» SET TASK: Render all of the material below as a numbered list, leaving out any blank lines.
START PROVIDED RECORDS
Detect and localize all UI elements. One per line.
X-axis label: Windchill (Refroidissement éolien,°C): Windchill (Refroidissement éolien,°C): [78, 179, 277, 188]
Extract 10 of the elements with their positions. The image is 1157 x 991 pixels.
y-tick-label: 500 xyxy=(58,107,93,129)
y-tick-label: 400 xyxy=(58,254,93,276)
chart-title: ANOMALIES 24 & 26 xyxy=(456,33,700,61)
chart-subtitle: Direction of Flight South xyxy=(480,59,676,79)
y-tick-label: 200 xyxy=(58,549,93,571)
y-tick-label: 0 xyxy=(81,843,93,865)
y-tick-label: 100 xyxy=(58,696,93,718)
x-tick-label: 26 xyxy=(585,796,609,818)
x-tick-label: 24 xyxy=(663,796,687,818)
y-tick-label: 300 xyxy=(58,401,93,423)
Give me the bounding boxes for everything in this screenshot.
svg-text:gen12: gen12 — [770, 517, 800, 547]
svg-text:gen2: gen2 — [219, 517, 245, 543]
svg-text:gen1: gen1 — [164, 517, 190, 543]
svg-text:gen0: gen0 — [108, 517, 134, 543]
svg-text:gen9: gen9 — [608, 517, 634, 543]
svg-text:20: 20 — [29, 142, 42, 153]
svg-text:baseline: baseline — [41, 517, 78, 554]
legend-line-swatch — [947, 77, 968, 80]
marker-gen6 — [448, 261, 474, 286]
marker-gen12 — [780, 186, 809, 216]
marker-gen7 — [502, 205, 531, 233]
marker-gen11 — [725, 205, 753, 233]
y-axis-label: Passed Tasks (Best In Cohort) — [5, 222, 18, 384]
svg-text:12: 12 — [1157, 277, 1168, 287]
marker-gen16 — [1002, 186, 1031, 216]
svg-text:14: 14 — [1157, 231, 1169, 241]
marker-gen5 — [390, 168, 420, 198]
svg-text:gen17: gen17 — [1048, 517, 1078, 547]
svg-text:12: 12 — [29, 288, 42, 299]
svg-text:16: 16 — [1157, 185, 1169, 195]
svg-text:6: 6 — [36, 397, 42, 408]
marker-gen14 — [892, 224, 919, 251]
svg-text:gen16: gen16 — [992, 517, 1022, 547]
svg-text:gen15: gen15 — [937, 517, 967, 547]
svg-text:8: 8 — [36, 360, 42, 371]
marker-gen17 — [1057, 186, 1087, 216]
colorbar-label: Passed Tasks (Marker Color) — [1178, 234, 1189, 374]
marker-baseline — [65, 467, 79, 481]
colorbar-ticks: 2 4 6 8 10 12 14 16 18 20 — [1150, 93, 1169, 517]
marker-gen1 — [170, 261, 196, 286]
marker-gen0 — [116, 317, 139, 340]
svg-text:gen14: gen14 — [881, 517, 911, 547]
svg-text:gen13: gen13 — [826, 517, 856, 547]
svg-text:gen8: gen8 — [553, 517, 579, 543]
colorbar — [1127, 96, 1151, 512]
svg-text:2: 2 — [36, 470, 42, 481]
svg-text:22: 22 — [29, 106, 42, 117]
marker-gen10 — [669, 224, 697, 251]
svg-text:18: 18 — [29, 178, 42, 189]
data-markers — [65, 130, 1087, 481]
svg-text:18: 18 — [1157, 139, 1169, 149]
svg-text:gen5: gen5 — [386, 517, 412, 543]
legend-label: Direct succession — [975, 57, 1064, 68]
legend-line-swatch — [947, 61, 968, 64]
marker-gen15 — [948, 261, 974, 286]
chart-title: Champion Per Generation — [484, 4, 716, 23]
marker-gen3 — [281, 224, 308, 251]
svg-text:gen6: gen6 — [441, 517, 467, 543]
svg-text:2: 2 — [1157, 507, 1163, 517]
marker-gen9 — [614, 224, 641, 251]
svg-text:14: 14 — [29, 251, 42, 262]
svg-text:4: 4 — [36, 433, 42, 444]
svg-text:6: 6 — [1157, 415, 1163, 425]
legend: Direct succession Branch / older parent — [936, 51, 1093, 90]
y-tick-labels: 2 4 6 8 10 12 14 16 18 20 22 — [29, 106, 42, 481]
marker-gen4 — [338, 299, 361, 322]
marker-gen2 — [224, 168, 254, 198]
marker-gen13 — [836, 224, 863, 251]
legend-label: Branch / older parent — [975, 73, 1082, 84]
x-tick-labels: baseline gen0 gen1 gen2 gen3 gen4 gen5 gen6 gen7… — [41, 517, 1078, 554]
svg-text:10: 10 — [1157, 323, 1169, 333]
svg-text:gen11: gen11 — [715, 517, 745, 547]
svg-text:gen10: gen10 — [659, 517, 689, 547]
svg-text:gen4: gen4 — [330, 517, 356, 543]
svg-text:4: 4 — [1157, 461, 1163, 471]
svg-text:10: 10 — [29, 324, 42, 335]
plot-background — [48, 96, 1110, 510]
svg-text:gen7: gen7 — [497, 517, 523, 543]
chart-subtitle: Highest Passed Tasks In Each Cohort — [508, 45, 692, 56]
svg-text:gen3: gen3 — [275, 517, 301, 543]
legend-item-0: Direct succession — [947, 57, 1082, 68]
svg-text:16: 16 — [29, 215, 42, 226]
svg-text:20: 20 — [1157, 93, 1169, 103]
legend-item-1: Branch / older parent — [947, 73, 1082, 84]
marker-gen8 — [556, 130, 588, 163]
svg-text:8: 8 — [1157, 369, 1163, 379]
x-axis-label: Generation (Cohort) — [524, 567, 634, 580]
END PROVIDED RECORDS
» RESULT OF THE TASK:
1. Detect and localize all UI elements. One per line.
2. X-axis label: Windchill (Refroidissement éolien,°C): Windchill (Refroidissement éolien,°C): [78, 179, 277, 188]
3. Extract 10 of the elements with their positions. The image is 1157 x 991 pixels.
4. y-tick-label: 500 xyxy=(58,107,93,129)
5. y-tick-label: 400 xyxy=(58,254,93,276)
6. chart-title: ANOMALIES 24 & 26 xyxy=(456,33,700,61)
7. chart-subtitle: Direction of Flight South xyxy=(480,59,676,79)
8. y-tick-label: 200 xyxy=(58,549,93,571)
9. y-tick-label: 0 xyxy=(81,843,93,865)
10. y-tick-label: 100 xyxy=(58,696,93,718)
11. x-tick-label: 26 xyxy=(585,796,609,818)
12. x-tick-label: 24 xyxy=(663,796,687,818)
13. y-tick-label: 300 xyxy=(58,401,93,423)
14. Give me the bounding boxes for everything in this screenshot.
15. svg-text:gen12: gen12 — [770, 517, 800, 547]
16. svg-text:gen2: gen2 — [219, 517, 245, 543]
17. svg-text:gen1: gen1 — [164, 517, 190, 543]
18. svg-text:gen0: gen0 — [108, 517, 134, 543]
19. svg-text:gen9: gen9 — [608, 517, 634, 543]
20. svg-text:20: 20 — [29, 142, 42, 153]
21. svg-text:baseline: baseline — [41, 517, 78, 554]
22. legend-line-swatch — [947, 77, 968, 80]
23. marker-gen6 — [448, 261, 474, 286]
24. marker-gen12 — [780, 186, 809, 216]
25. marker-gen7 — [502, 205, 531, 233]
26. marker-gen11 — [725, 205, 753, 233]
27. y-axis-label: Passed Tasks (Best In Cohort) — [5, 222, 18, 384]
28. svg-text:12: 12 — [1157, 277, 1168, 287]
29. marker-gen16 — [1002, 186, 1031, 216]
30. svg-text:14: 14 — [1157, 231, 1169, 241]
31. marker-gen5 — [390, 168, 420, 198]
32. svg-text:gen17: gen17 — [1048, 517, 1078, 547]
33. svg-text:12: 12 — [29, 288, 42, 299]
34. svg-text:16: 16 — [1157, 185, 1169, 195]
35. svg-text:6: 6 — [36, 397, 42, 408]
36. marker-gen14 — [892, 224, 919, 251]
37. svg-text:gen16: gen16 — [992, 517, 1022, 547]
38. svg-text:gen15: gen15 — [937, 517, 967, 547]
39. svg-text:8: 8 — [36, 360, 42, 371]
40. marker-gen17 — [1057, 186, 1087, 216]
41. colorbar-label: Passed Tasks (Marker Color) — [1178, 234, 1189, 374]
42. marker-baseline — [65, 467, 79, 481]
43. colorbar-ticks: 2 4 6 8 10 12 14 16 18 20 — [1150, 93, 1169, 517]
44. marker-gen1 — [170, 261, 196, 286]
45. marker-gen0 — [116, 317, 139, 340]
46. svg-text:gen14: gen14 — [881, 517, 911, 547]
47. svg-text:gen13: gen13 — [826, 517, 856, 547]
48. svg-text:gen8: gen8 — [553, 517, 579, 543]
49. colorbar — [1127, 96, 1151, 512]
50. svg-text:2: 2 — [36, 470, 42, 481]
51. svg-text:22: 22 — [29, 106, 42, 117]
52. marker-gen10 — [669, 224, 697, 251]
53. svg-text:18: 18 — [29, 178, 42, 189]
54. data-markers — [65, 130, 1087, 481]
55. svg-text:18: 18 — [1157, 139, 1169, 149]
56. svg-text:gen5: gen5 — [386, 517, 412, 543]
57. legend-label: Direct succession — [975, 57, 1064, 68]
58. legend-line-swatch — [947, 61, 968, 64]
59. marker-gen15 — [948, 261, 974, 286]
60. chart-title: Champion Per Generation — [484, 4, 716, 23]
61. marker-gen3 — [281, 224, 308, 251]
62. svg-text:gen6: gen6 — [441, 517, 467, 543]
63. svg-text:2: 2 — [1157, 507, 1163, 517]
64. marker-gen9 — [614, 224, 641, 251]
65. svg-text:14: 14 — [29, 251, 42, 262]
66. svg-text:4: 4 — [36, 433, 42, 444]
67. svg-text:6: 6 — [1157, 415, 1163, 425]
68. legend: Direct succession Branch / older parent — [936, 51, 1093, 90]
69. y-tick-labels: 2 4 6 8 10 12 14 16 18 20 22 — [29, 106, 42, 481]
70. marker-gen4 — [338, 299, 361, 322]
71. marker-gen2 — [224, 168, 254, 198]
72. marker-gen13 — [836, 224, 863, 251]
73. legend-label: Branch / older parent — [975, 73, 1082, 84]
74. x-tick-labels: baseline gen0 gen1 gen2 gen3 gen4 gen5 gen6 gen7… — [41, 517, 1078, 554]
75. svg-text:10: 10 — [1157, 323, 1169, 333]
76. svg-text:gen11: gen11 — [715, 517, 745, 547]
77. svg-text:gen10: gen10 — [659, 517, 689, 547]
78. svg-text:gen4: gen4 — [330, 517, 356, 543]
79. svg-text:4: 4 — [1157, 461, 1163, 471]
80. svg-text:10: 10 — [29, 324, 42, 335]
81. plot-background — [48, 96, 1110, 510]
82. svg-text:gen7: gen7 — [497, 517, 523, 543]
83. chart-subtitle: Highest Passed Tasks In Each Cohort — [508, 45, 692, 56]
84. svg-text:gen3: gen3 — [275, 517, 301, 543]
85. legend-item-0: Direct succession — [947, 57, 1082, 68]
86. svg-text:16: 16 — [29, 215, 42, 226]
87. svg-text:20: 20 — [1157, 93, 1169, 103]
88. legend-item-1: Branch / older parent — [947, 73, 1082, 84]
89. marker-gen8 — [556, 130, 588, 163]
90. svg-text:8: 8 — [1157, 369, 1163, 379]
91. x-axis-label: Generation (Cohort) — [524, 567, 634, 580]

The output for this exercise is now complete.